AIM OF THE EXERCISE
Count how many lines contain the word "subscript". Please give only the number.
══════════════════════════════
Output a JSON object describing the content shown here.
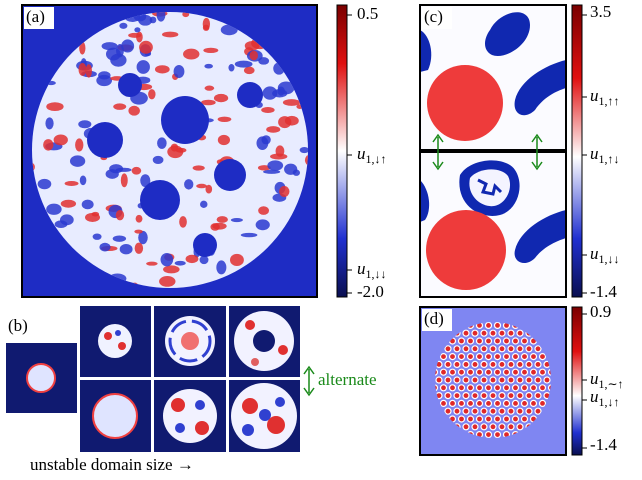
{
  "panels": {
    "a": {
      "label": "(a)",
      "colorbar": {
        "ticks": [
          {
            "label": "0.5"
          },
          {
            "symbol": "u",
            "subscript": "1,↓↑"
          },
          {
            "symbol": "u",
            "subscript": "1,↓↓"
          },
          {
            "label": "-2.0"
          }
        ]
      }
    },
    "b": {
      "label": "(b)",
      "annotation": "alternate",
      "caption": "unstable domain size →"
    },
    "c": {
      "label": "(c)",
      "colorbar": {
        "ticks": [
          {
            "label": "3.5"
          },
          {
            "symbol": "u",
            "subscript": "1,↑↑"
          },
          {
            "symbol": "u",
            "subscript": "1,↑↓"
          },
          {
            "symbol": "u",
            "subscript": "1,↓↓"
          },
          {
            "label": "-1.4"
          }
        ]
      }
    },
    "d": {
      "label": "(d)",
      "colorbar": {
        "ticks": [
          {
            "label": "0.9"
          },
          {
            "symbol": "u",
            "subscript": "1,∼↑"
          },
          {
            "symbol": "u",
            "subscript": "1,↓↑"
          },
          {
            "label": "-1.4"
          }
        ]
      }
    }
  }
}
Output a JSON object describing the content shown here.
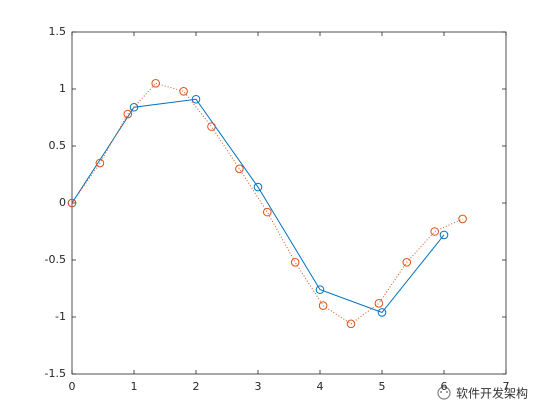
{
  "chart_data": {
    "type": "line",
    "series": [
      {
        "color": "#0072BD",
        "line_style": "solid",
        "marker": "circle",
        "x": [
          0,
          1,
          2,
          3,
          4,
          5,
          6
        ],
        "values": [
          0,
          0.84,
          0.91,
          0.14,
          -0.76,
          -0.96,
          -0.28
        ]
      },
      {
        "color": "#D95319",
        "line_style": "dotted",
        "marker": "circle",
        "x": [
          0,
          0.45,
          0.9,
          1.35,
          1.8,
          2.25,
          2.7,
          3.15,
          3.6,
          4.05,
          4.5,
          4.95,
          5.4,
          5.85,
          6.3
        ],
        "values": [
          0,
          0.35,
          0.78,
          1.05,
          0.98,
          0.67,
          0.3,
          -0.08,
          -0.52,
          -0.9,
          -1.06,
          -0.88,
          -0.52,
          -0.25,
          -0.14
        ]
      }
    ],
    "xlim": [
      0,
      7
    ],
    "xticks": [
      0,
      1,
      2,
      3,
      4,
      5,
      6,
      7
    ],
    "ylim": [
      -1.5,
      1.5
    ],
    "yticks": [
      -1.5,
      -1,
      -0.5,
      0,
      0.5,
      1,
      1.5
    ],
    "grid": false,
    "annotation": "软件开发架构"
  }
}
══════════════════════════════
FINAL RESULT
7